To do: Each line below must be set down exactly; omit any image you find.

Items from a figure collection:
----------

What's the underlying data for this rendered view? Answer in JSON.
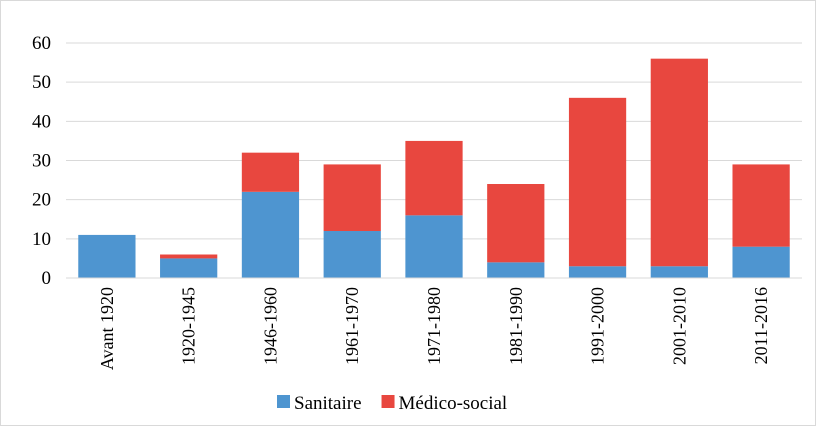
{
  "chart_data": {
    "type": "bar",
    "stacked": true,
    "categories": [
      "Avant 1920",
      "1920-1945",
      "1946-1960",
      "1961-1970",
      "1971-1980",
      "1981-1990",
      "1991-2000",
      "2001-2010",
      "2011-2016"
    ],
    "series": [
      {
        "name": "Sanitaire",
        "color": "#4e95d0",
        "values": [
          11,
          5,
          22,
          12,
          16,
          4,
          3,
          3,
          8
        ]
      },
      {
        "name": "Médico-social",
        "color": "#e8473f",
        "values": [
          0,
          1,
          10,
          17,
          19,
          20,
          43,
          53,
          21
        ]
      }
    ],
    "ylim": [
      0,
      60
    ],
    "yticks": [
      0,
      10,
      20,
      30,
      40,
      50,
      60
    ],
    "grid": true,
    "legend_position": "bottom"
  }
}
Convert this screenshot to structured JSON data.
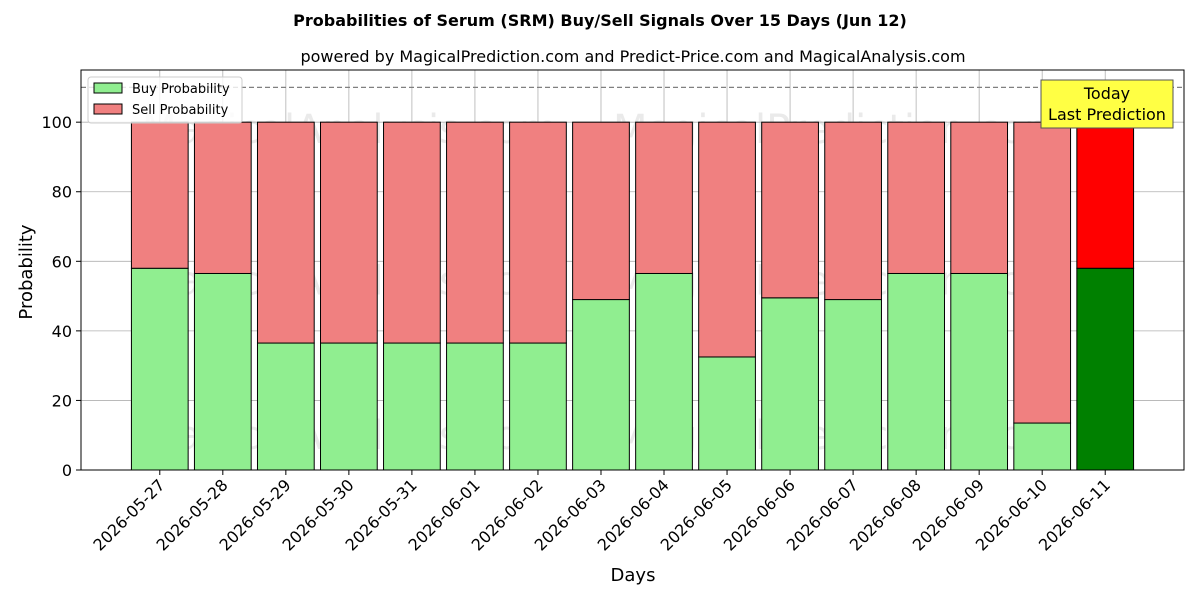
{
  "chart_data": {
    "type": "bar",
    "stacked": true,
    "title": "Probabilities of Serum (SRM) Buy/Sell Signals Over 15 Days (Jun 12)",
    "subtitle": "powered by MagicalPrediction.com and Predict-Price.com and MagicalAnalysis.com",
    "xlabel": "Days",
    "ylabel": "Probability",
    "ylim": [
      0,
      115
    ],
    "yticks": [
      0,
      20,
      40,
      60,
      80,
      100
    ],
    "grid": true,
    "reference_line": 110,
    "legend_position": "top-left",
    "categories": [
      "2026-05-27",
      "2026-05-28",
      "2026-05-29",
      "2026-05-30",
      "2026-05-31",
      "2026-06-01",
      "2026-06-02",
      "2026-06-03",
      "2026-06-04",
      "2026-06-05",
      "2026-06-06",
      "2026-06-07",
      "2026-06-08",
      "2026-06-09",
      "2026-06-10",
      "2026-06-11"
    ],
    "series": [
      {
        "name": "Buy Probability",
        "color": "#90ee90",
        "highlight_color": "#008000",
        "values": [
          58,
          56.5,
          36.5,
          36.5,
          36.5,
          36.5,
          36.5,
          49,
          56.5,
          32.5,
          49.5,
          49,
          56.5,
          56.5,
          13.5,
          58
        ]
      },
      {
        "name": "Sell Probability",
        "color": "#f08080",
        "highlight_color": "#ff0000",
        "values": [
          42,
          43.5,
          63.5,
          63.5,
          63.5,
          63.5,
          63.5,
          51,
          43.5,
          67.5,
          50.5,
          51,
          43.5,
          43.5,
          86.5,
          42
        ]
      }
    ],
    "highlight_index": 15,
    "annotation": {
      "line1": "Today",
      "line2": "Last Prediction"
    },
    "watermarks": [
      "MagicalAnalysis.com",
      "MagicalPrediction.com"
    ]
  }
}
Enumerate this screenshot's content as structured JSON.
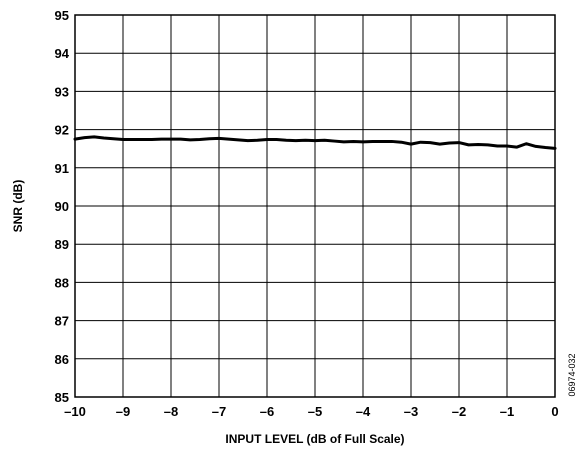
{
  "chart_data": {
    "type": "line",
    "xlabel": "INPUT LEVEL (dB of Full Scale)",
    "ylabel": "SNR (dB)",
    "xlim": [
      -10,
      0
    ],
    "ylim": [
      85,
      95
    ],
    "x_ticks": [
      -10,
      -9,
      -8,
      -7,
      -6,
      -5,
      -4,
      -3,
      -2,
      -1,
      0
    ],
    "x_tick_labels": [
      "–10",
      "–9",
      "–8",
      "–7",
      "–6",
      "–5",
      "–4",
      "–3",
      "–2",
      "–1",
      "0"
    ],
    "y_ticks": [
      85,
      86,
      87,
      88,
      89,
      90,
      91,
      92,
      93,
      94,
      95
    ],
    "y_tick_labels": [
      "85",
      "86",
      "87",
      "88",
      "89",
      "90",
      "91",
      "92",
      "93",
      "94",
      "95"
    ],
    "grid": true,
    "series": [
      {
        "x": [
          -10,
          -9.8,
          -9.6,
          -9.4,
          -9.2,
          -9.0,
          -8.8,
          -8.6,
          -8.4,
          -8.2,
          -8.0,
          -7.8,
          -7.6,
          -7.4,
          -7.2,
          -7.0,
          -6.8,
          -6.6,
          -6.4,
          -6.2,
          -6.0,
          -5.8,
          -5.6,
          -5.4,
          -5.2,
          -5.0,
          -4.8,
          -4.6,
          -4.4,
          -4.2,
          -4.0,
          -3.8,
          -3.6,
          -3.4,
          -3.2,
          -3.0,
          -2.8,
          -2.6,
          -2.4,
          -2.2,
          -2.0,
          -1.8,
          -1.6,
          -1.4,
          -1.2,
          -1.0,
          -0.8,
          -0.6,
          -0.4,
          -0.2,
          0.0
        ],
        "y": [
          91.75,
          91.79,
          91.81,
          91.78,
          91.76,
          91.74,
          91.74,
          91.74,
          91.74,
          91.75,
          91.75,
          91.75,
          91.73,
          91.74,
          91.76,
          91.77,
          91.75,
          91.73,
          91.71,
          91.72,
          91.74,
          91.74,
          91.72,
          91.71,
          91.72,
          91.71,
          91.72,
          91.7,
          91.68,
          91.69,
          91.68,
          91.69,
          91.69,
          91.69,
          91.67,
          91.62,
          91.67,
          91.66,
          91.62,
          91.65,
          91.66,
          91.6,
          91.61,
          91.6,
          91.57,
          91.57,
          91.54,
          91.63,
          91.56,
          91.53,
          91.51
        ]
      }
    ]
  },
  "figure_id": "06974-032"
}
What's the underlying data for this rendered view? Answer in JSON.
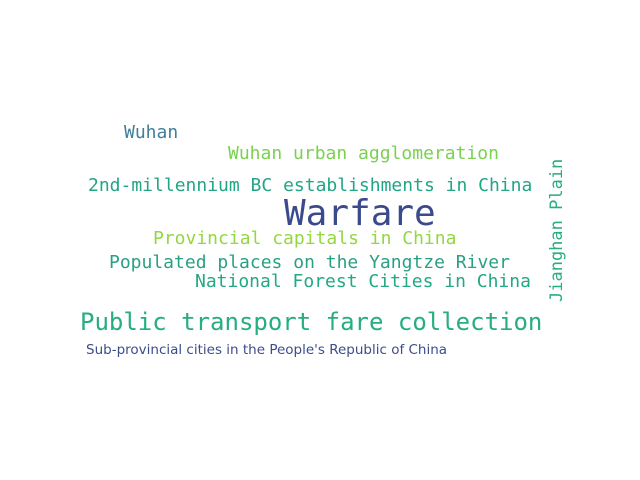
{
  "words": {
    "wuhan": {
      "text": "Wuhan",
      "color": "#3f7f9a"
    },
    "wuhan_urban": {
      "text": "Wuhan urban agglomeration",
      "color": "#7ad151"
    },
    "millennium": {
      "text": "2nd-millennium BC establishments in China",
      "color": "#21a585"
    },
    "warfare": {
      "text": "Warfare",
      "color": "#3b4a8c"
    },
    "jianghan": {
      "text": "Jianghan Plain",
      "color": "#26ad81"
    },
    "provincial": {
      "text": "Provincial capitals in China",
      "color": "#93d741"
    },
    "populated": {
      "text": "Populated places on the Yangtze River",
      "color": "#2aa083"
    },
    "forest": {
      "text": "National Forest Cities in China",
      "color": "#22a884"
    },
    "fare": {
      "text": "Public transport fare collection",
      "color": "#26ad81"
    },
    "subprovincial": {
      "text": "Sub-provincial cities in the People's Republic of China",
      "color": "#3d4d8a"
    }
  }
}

----------

Exercise answer:
What's the underlying data for this rendered view? Answer in JSON.
{
  "chart_data": {
    "type": "bar",
    "stacked": true,
    "categories": [
      "Avant 1920",
      "1920-1945",
      "1946-1960",
      "1961-1970",
      "1971-1980",
      "1981-1990",
      "1991-2000",
      "2001-2010",
      "2011-2016"
    ],
    "series": [
      {
        "name": "Sanitaire",
        "color": "#4e95d0",
        "values": [
          11,
          5,
          22,
          12,
          16,
          4,
          3,
          3,
          8
        ]
      },
      {
        "name": "Médico-social",
        "color": "#e8473f",
        "values": [
          0,
          1,
          10,
          17,
          19,
          20,
          43,
          53,
          21
        ]
      }
    ],
    "ylim": [
      0,
      60
    ],
    "yticks": [
      0,
      10,
      20,
      30,
      40,
      50,
      60
    ],
    "grid": true,
    "legend_position": "bottom"
  }
}
Convert this screenshot to structured JSON data.
{
  "chart_data": {
    "type": "bar",
    "stacked": true,
    "title": "Probabilities of Serum (SRM) Buy/Sell Signals Over 15 Days (Jun 12)",
    "subtitle": "powered by MagicalPrediction.com and Predict-Price.com and MagicalAnalysis.com",
    "xlabel": "Days",
    "ylabel": "Probability",
    "ylim": [
      0,
      115
    ],
    "yticks": [
      0,
      20,
      40,
      60,
      80,
      100
    ],
    "grid": true,
    "reference_line": 110,
    "legend_position": "top-left",
    "categories": [
      "2026-05-27",
      "2026-05-28",
      "2026-05-29",
      "2026-05-30",
      "2026-05-31",
      "2026-06-01",
      "2026-06-02",
      "2026-06-03",
      "2026-06-04",
      "2026-06-05",
      "2026-06-06",
      "2026-06-07",
      "2026-06-08",
      "2026-06-09",
      "2026-06-10",
      "2026-06-11"
    ],
    "series": [
      {
        "name": "Buy Probability",
        "color": "#90ee90",
        "highlight_color": "#008000",
        "values": [
          58,
          56.5,
          36.5,
          36.5,
          36.5,
          36.5,
          36.5,
          49,
          56.5,
          32.5,
          49.5,
          49,
          56.5,
          56.5,
          13.5,
          58
        ]
      },
      {
        "name": "Sell Probability",
        "color": "#f08080",
        "highlight_color": "#ff0000",
        "values": [
          42,
          43.5,
          63.5,
          63.5,
          63.5,
          63.5,
          63.5,
          51,
          43.5,
          67.5,
          50.5,
          51,
          43.5,
          43.5,
          86.5,
          42
        ]
      }
    ],
    "highlight_index": 15,
    "annotation": {
      "line1": "Today",
      "line2": "Last Prediction"
    },
    "watermarks": [
      "MagicalAnalysis.com",
      "MagicalPrediction.com"
    ]
  }
}
Enumerate this screenshot's content as structured JSON.
{
  "chart_data": {
    "type": "line",
    "xlabel": "INPUT LEVEL (dB of Full Scale)",
    "ylabel": "SNR (dB)",
    "xlim": [
      -10,
      0
    ],
    "ylim": [
      85,
      95
    ],
    "x_ticks": [
      -10,
      -9,
      -8,
      -7,
      -6,
      -5,
      -4,
      -3,
      -2,
      -1,
      0
    ],
    "x_tick_labels": [
      "–10",
      "–9",
      "–8",
      "–7",
      "–6",
      "–5",
      "–4",
      "–3",
      "–2",
      "–1",
      "0"
    ],
    "y_ticks": [
      85,
      86,
      87,
      88,
      89,
      90,
      91,
      92,
      93,
      94,
      95
    ],
    "y_tick_labels": [
      "85",
      "86",
      "87",
      "88",
      "89",
      "90",
      "91",
      "92",
      "93",
      "94",
      "95"
    ],
    "grid": true,
    "series": [
      {
        "x": [
          -10,
          -9.8,
          -9.6,
          -9.4,
          -9.2,
          -9.0,
          -8.8,
          -8.6,
          -8.4,
          -8.2,
          -8.0,
          -7.8,
          -7.6,
          -7.4,
          -7.2,
          -7.0,
          -6.8,
          -6.6,
          -6.4,
          -6.2,
          -6.0,
          -5.8,
          -5.6,
          -5.4,
          -5.2,
          -5.0,
          -4.8,
          -4.6,
          -4.4,
          -4.2,
          -4.0,
          -3.8,
          -3.6,
          -3.4,
          -3.2,
          -3.0,
          -2.8,
          -2.6,
          -2.4,
          -2.2,
          -2.0,
          -1.8,
          -1.6,
          -1.4,
          -1.2,
          -1.0,
          -0.8,
          -0.6,
          -0.4,
          -0.2,
          0.0
        ],
        "y": [
          91.75,
          91.79,
          91.81,
          91.78,
          91.76,
          91.74,
          91.74,
          91.74,
          91.74,
          91.75,
          91.75,
          91.75,
          91.73,
          91.74,
          91.76,
          91.77,
          91.75,
          91.73,
          91.71,
          91.72,
          91.74,
          91.74,
          91.72,
          91.71,
          91.72,
          91.71,
          91.72,
          91.7,
          91.68,
          91.69,
          91.68,
          91.69,
          91.69,
          91.69,
          91.67,
          91.62,
          91.67,
          91.66,
          91.62,
          91.65,
          91.66,
          91.6,
          91.61,
          91.6,
          91.57,
          91.57,
          91.54,
          91.63,
          91.56,
          91.53,
          91.51
        ]
      }
    ]
  },
  "figure_id": "06974-032"
}
What's the underlying data for this rendered view? Answer in JSON.
{
  "words": {
    "wuhan": {
      "text": "Wuhan",
      "color": "#3f7f9a"
    },
    "wuhan_urban": {
      "text": "Wuhan urban agglomeration",
      "color": "#7ad151"
    },
    "millennium": {
      "text": "2nd-millennium BC establishments in China",
      "color": "#21a585"
    },
    "warfare": {
      "text": "Warfare",
      "color": "#3b4a8c"
    },
    "jianghan": {
      "text": "Jianghan Plain",
      "color": "#26ad81"
    },
    "provincial": {
      "text": "Provincial capitals in China",
      "color": "#93d741"
    },
    "populated": {
      "text": "Populated places on the Yangtze River",
      "color": "#2aa083"
    },
    "forest": {
      "text": "National Forest Cities in China",
      "color": "#22a884"
    },
    "fare": {
      "text": "Public transport fare collection",
      "color": "#26ad81"
    },
    "subprovincial": {
      "text": "Sub-provincial cities in the People's Republic of China",
      "color": "#3d4d8a"
    }
  }
}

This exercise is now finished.